THE PROBLEM:
Return the listing below in full, with every line exactly as it is.

INFORMATION SHOWN:
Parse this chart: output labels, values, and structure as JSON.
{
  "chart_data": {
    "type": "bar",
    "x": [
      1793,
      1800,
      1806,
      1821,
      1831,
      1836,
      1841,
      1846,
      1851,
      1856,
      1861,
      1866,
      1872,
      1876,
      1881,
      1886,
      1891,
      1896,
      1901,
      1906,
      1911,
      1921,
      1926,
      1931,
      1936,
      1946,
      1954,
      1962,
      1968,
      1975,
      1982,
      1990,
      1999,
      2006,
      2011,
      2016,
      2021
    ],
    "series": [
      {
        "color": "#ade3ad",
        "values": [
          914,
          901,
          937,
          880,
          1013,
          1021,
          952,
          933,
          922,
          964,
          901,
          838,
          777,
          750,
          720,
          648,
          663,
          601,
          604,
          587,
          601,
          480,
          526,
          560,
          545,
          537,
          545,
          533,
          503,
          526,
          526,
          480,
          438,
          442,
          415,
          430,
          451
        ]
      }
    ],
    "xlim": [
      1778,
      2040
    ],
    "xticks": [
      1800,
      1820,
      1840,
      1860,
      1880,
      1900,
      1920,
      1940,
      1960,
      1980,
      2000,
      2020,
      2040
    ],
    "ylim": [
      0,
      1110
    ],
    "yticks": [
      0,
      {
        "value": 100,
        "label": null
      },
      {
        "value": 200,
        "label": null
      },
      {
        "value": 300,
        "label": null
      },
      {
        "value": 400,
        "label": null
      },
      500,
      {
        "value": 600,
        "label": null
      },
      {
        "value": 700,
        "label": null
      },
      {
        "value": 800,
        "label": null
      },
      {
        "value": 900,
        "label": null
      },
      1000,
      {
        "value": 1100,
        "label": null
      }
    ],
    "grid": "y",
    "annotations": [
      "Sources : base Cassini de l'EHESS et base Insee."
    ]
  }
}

EXERCISE SOLUTION:
Parse this chart: output labels, values, and structure as JSON.
{
  "chart_data": {
    "type": "bar",
    "x": [
      1793,
      1800,
      1806,
      1821,
      1831,
      1836,
      1841,
      1846,
      1851,
      1856,
      1861,
      1866,
      1872,
      1876,
      1881,
      1886,
      1891,
      1896,
      1901,
      1906,
      1911,
      1921,
      1926,
      1931,
      1936,
      1946,
      1954,
      1962,
      1968,
      1975,
      1982,
      1990,
      1999,
      2006,
      2011,
      2016,
      2021
    ],
    "series": [
      {
        "color": "#ade3ad",
        "values": [
          914,
          901,
          937,
          880,
          1013,
          1021,
          952,
          933,
          922,
          964,
          901,
          838,
          777,
          750,
          720,
          648,
          663,
          601,
          604,
          587,
          601,
          480,
          526,
          560,
          545,
          537,
          545,
          533,
          503,
          526,
          526,
          480,
          438,
          442,
          415,
          430,
          451
        ]
      }
    ],
    "xlim": [
      1778,
      2040
    ],
    "xticks": [
      1800,
      1820,
      1840,
      1860,
      1880,
      1900,
      1920,
      1940,
      1960,
      1980,
      2000,
      2020,
      2040
    ],
    "ylim": [
      0,
      1110
    ],
    "yticks": [
      0,
      {
        "value": 100,
        "label": null
      },
      {
        "value": 200,
        "label": null
      },
      {
        "value": 300,
        "label": null
      },
      {
        "value": 400,
        "label": null
      },
      500,
      {
        "value": 600,
        "label": null
      },
      {
        "value": 700,
        "label": null
      },
      {
        "value": 800,
        "label": null
      },
      {
        "value": 900,
        "label": null
      },
      1000,
      {
        "value": 1100,
        "label": null
      }
    ],
    "grid": "y",
    "annotations": [
      "Sources : base Cassini de l'EHESS et base Insee."
    ]
  }
}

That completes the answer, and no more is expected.